#### [Work instructions]
"this" appears in how many lines of the entries? State only the number.

#### [Provided material]
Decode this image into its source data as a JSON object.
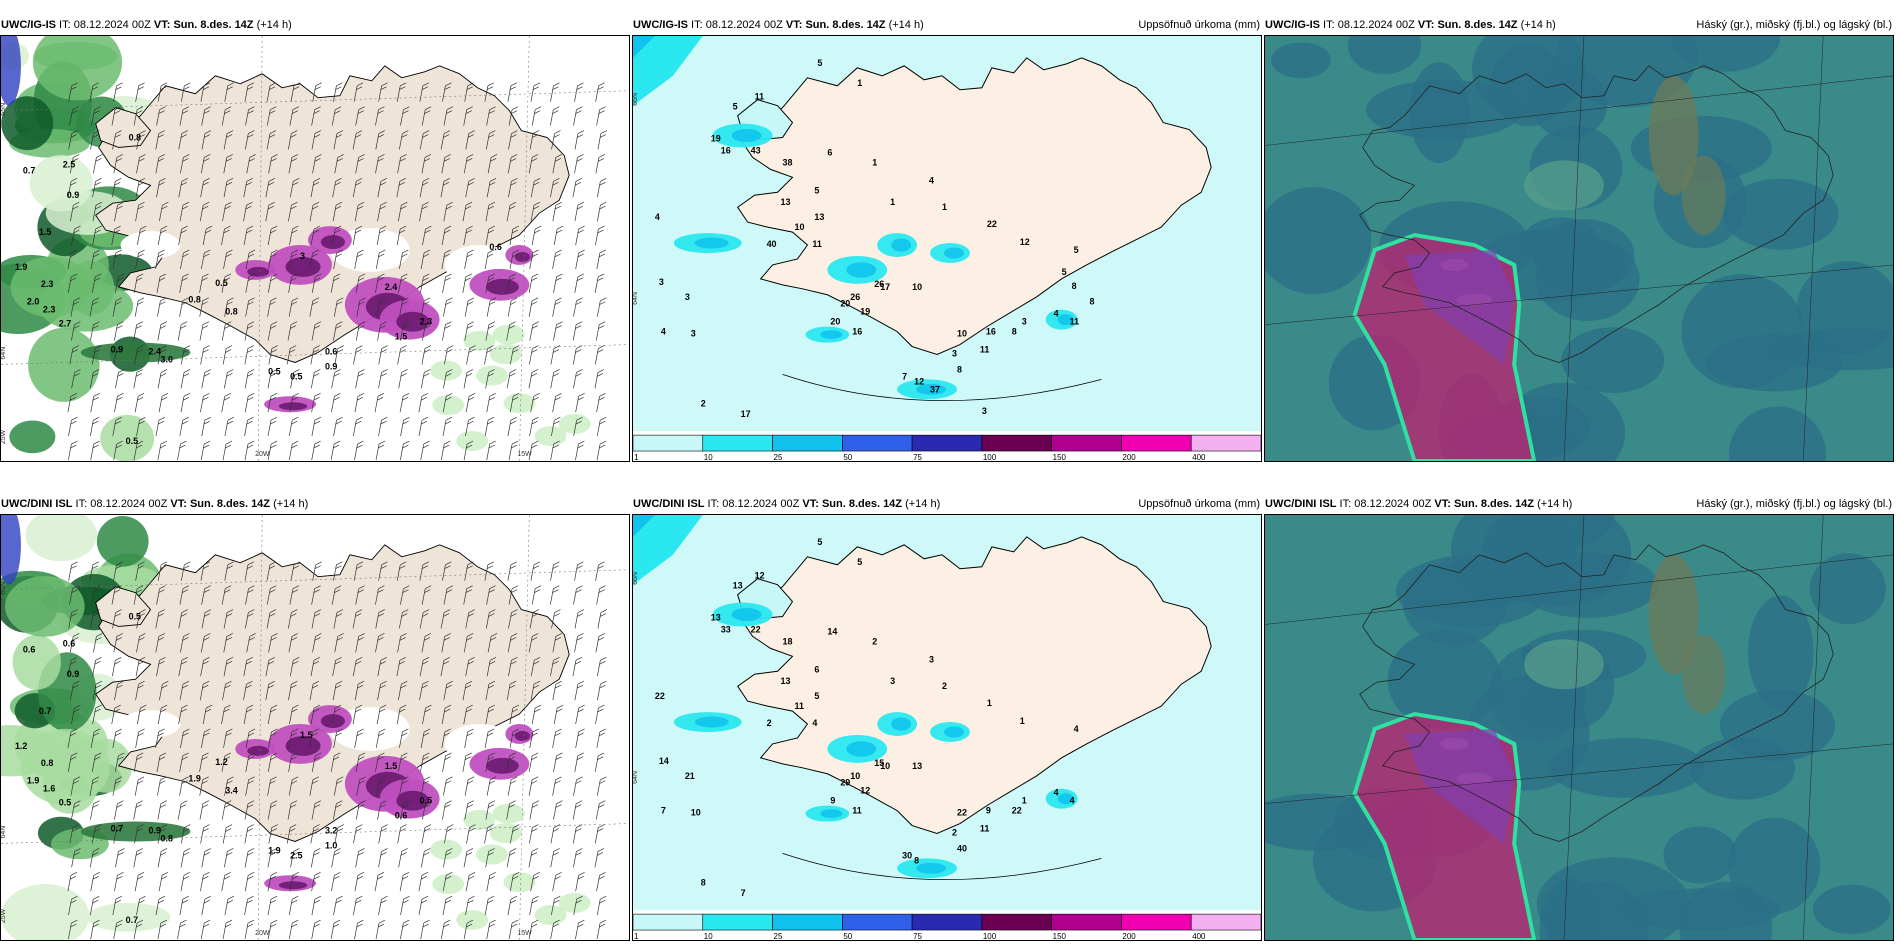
{
  "panels": [
    {
      "id": "r1p1",
      "row": 0,
      "col": 0,
      "model": "UWC/IG-IS",
      "it_label": "IT:",
      "it_value": "08.12.2024 00Z",
      "vt_label": "VT:",
      "vt_value": "Sun. 8.des. 14Z",
      "lead": "(+14 h)",
      "right_title": "",
      "kind": "wind",
      "edge_labels": {
        "bottom": [
          "20W",
          "15W"
        ],
        "left": [
          "65N",
          "64N",
          "25W"
        ]
      },
      "values": [
        "0.8",
        "0.7",
        "2.5",
        "0.9",
        "1.5",
        "2.3",
        "1.9",
        "2.0",
        "2.3",
        "2.7",
        "0.9",
        "2.4",
        "3.0",
        "0.5",
        "0.5",
        "0.8",
        "0.8",
        "3",
        "0.6",
        "0.9",
        "0.5",
        "0.5",
        "2.4",
        "2.3",
        "1.5",
        "0.6"
      ]
    },
    {
      "id": "r1p2",
      "row": 0,
      "col": 1,
      "model": "UWC/IG-IS",
      "it_label": "IT:",
      "it_value": "08.12.2024 00Z",
      "vt_label": "VT:",
      "vt_value": "Sun. 8.des. 14Z",
      "lead": "(+14 h)",
      "right_title": "Uppsöfnuð úrkoma (mm)",
      "kind": "precip",
      "edge_labels": {
        "left": [
          "66N",
          "64N"
        ]
      },
      "values": [
        "5",
        "1",
        "11",
        "5",
        "19",
        "16",
        "43",
        "38",
        "13",
        "5",
        "6",
        "10",
        "13",
        "11",
        "1",
        "4",
        "1",
        "1",
        "40",
        "26",
        "20",
        "4",
        "3",
        "3",
        "4",
        "3",
        "2",
        "17",
        "26",
        "17",
        "19",
        "16",
        "20",
        "10",
        "10",
        "3",
        "22",
        "12",
        "5",
        "4",
        "3",
        "8",
        "8",
        "7",
        "12",
        "16",
        "11",
        "11",
        "8",
        "5",
        "8",
        "37",
        "3"
      ],
      "colorbar": {
        "ticks": [
          "1",
          "10",
          "25",
          "50",
          "75",
          "100",
          "150",
          "200",
          "400"
        ],
        "colors": [
          "#c7f7f7",
          "#2be7ef",
          "#11c3ec",
          "#3060e8",
          "#2a2ab0",
          "#6a0050",
          "#b00090",
          "#f000b0",
          "#f4b0f0"
        ]
      }
    },
    {
      "id": "r1p3",
      "row": 0,
      "col": 2,
      "model": "UWC/IG-IS",
      "it_label": "IT:",
      "it_value": "08.12.2024 00Z",
      "vt_label": "VT:",
      "vt_value": "Sun. 8.des. 14Z",
      "lead": "(+14 h)",
      "right_title": "Háský (gr.), miðský (fj.bl.) og lágský (bl.)",
      "kind": "cloud"
    },
    {
      "id": "r2p1",
      "row": 1,
      "col": 0,
      "model": "UWC/DINI ISL",
      "it_label": "IT:",
      "it_value": "08.12.2024 00Z",
      "vt_label": "VT:",
      "vt_value": "Sun. 8.des. 14Z",
      "lead": "(+14 h)",
      "right_title": "",
      "kind": "wind",
      "edge_labels": {
        "bottom": [
          "20W",
          "15W"
        ],
        "left": [
          "65N",
          "64N",
          "25W"
        ]
      },
      "values": [
        "0.5",
        "0.6",
        "0.6",
        "0.9",
        "0.7",
        "0.8",
        "1.2",
        "1.9",
        "1.6",
        "0.5",
        "0.7",
        "0.9",
        "0.8",
        "0.7",
        "1.2",
        "1.9",
        "3.4",
        "1.5",
        "3.2",
        "1.0",
        "1.9",
        "2.5",
        "1.5",
        "0.5",
        "0.6"
      ]
    },
    {
      "id": "r2p2",
      "row": 1,
      "col": 1,
      "model": "UWC/DINI ISL",
      "it_label": "IT:",
      "it_value": "08.12.2024 00Z",
      "vt_label": "VT:",
      "vt_value": "Sun. 8.des. 14Z",
      "lead": "(+14 h)",
      "right_title": "Uppsöfnuð úrkoma (mm)",
      "kind": "precip",
      "edge_labels": {
        "left": [
          "66N",
          "64N"
        ]
      },
      "values": [
        "5",
        "5",
        "12",
        "13",
        "13",
        "33",
        "22",
        "18",
        "13",
        "6",
        "14",
        "11",
        "5",
        "4",
        "2",
        "3",
        "3",
        "2",
        "2",
        "15",
        "29",
        "22",
        "14",
        "21",
        "7",
        "10",
        "8",
        "7",
        "10",
        "10",
        "12",
        "11",
        "9",
        "13",
        "22",
        "2",
        "1",
        "1",
        "4",
        "4",
        "1",
        "22",
        "40",
        "30",
        "8",
        "9",
        "11",
        "4"
      ],
      "colorbar": {
        "ticks": [
          "1",
          "10",
          "25",
          "50",
          "75",
          "100",
          "150",
          "200",
          "400"
        ],
        "colors": [
          "#c7f7f7",
          "#2be7ef",
          "#11c3ec",
          "#3060e8",
          "#2a2ab0",
          "#6a0050",
          "#b00090",
          "#f000b0",
          "#f4b0f0"
        ]
      }
    },
    {
      "id": "r2p3",
      "row": 1,
      "col": 2,
      "model": "UWC/DINI ISL",
      "it_label": "IT:",
      "it_value": "08.12.2024 00Z",
      "vt_label": "VT:",
      "vt_value": "Sun. 8.des. 14Z",
      "lead": "(+14 h)",
      "right_title": "Háský (gr.), miðský (fj.bl.) og lágský (bl.)",
      "kind": "cloud"
    }
  ]
}
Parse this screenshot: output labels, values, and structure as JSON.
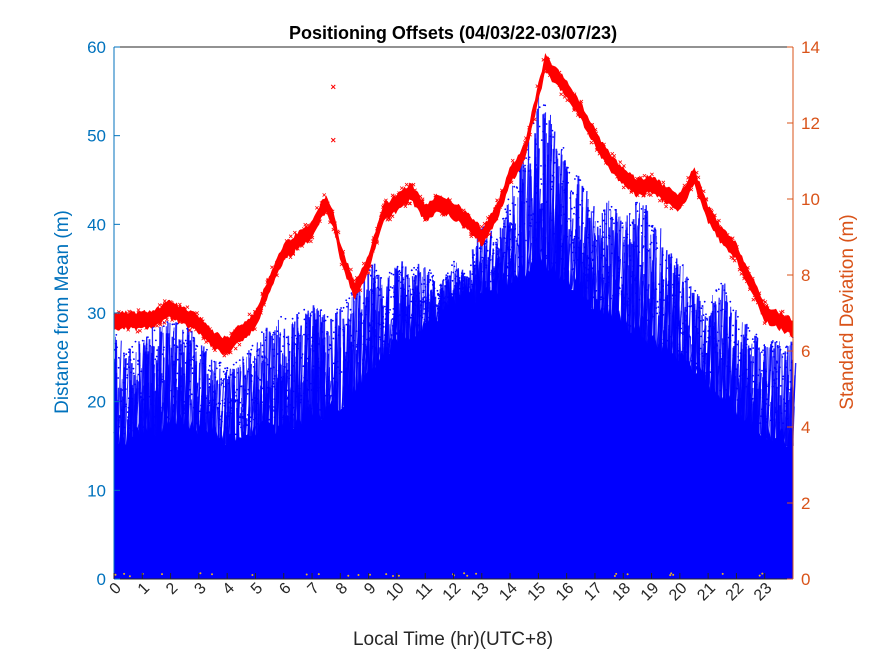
{
  "chart_data": {
    "type": "scatter",
    "title": "Positioning Offsets (04/03/22-03/07/23)",
    "xlabel": "Local Time (hr)(UTC+8)",
    "ylabel_left": "Distance from Mean (m)",
    "ylabel_right": "Standard Deviation (m)",
    "xlim": [
      0,
      24
    ],
    "ylim_left": [
      0,
      60
    ],
    "ylim_right": [
      0,
      14
    ],
    "x_ticks": [
      "0",
      "1",
      "2",
      "3",
      "4",
      "5",
      "6",
      "7",
      "8",
      "9",
      "10",
      "11",
      "12",
      "13",
      "14",
      "15",
      "16",
      "17",
      "18",
      "19",
      "20",
      "21",
      "22",
      "23"
    ],
    "y_ticks_left": [
      "0",
      "10",
      "20",
      "30",
      "40",
      "50",
      "60"
    ],
    "y_ticks_right": [
      "0",
      "2",
      "4",
      "6",
      "8",
      "10",
      "12",
      "14"
    ],
    "grid": false,
    "series": [
      {
        "axis": "left",
        "marker": "dot",
        "color": "#0000FF",
        "x": [
          0,
          0.5,
          1,
          1.5,
          2,
          2.5,
          3,
          3.5,
          4,
          4.5,
          5,
          5.5,
          6,
          6.5,
          7,
          7.5,
          8,
          8.5,
          9,
          9.5,
          10,
          10.5,
          11,
          11.5,
          12,
          12.5,
          13,
          13.5,
          14,
          14.5,
          15,
          15.5,
          16,
          16.5,
          17,
          17.5,
          18,
          18.5,
          19,
          19.5,
          20,
          20.5,
          21,
          21.5,
          22,
          22.5,
          23,
          23.5,
          24
        ],
        "y_dense_top": [
          16,
          16,
          17,
          17,
          18,
          18,
          17,
          17,
          16,
          16,
          17,
          17,
          18,
          18,
          19,
          19,
          20,
          22,
          24,
          26,
          27,
          28,
          29,
          30,
          31,
          32,
          32,
          33,
          34,
          35,
          36,
          35,
          34,
          33,
          31,
          30,
          29,
          28,
          27,
          26,
          25,
          24,
          22,
          21,
          19,
          18,
          17,
          16,
          16
        ],
        "y_spike_top": [
          28,
          26,
          28,
          29,
          29,
          29,
          27,
          25,
          24,
          25,
          27,
          29,
          30,
          30,
          31,
          30,
          31,
          33,
          36,
          34,
          36,
          35,
          36,
          33,
          36,
          34,
          41,
          38,
          44,
          49,
          55,
          52,
          48,
          45,
          41,
          43,
          40,
          44,
          41,
          38,
          36,
          33,
          31,
          34,
          30,
          28,
          27,
          27,
          28
        ]
      },
      {
        "axis": "right",
        "marker": "x",
        "color": "#FF0000",
        "x": [
          0,
          0.5,
          1,
          1.5,
          2,
          2.5,
          3,
          3.5,
          4,
          4.5,
          5,
          5.5,
          6,
          6.5,
          7,
          7.25,
          7.5,
          7.75,
          8,
          8.5,
          9,
          9.5,
          10,
          10.5,
          11,
          11.5,
          12,
          12.5,
          13,
          13.5,
          14,
          14.5,
          15,
          15.25,
          15.5,
          16,
          16.5,
          17,
          17.5,
          18,
          18.5,
          19,
          19.5,
          20,
          20.5,
          21,
          21.5,
          22,
          22.5,
          23,
          23.5,
          24
        ],
        "y": [
          6.8,
          6.8,
          6.8,
          6.9,
          7.1,
          6.9,
          6.7,
          6.3,
          6.1,
          6.5,
          6.8,
          7.8,
          8.6,
          8.9,
          9.2,
          9.6,
          9.9,
          9.5,
          8.6,
          7.6,
          8.3,
          9.6,
          9.9,
          10.2,
          9.6,
          9.9,
          9.7,
          9.4,
          9.0,
          9.6,
          10.6,
          11.2,
          12.8,
          13.6,
          13.3,
          12.9,
          12.3,
          11.6,
          11.0,
          10.6,
          10.3,
          10.4,
          10.1,
          9.9,
          10.6,
          9.6,
          9.0,
          8.6,
          7.8,
          7.0,
          6.8,
          6.6
        ]
      },
      {
        "axis": "right",
        "marker": "x",
        "color": "#FF0000",
        "x": [
          7.75,
          7.75
        ],
        "y": [
          12.95,
          11.55
        ]
      }
    ]
  }
}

#### [Expected output]
2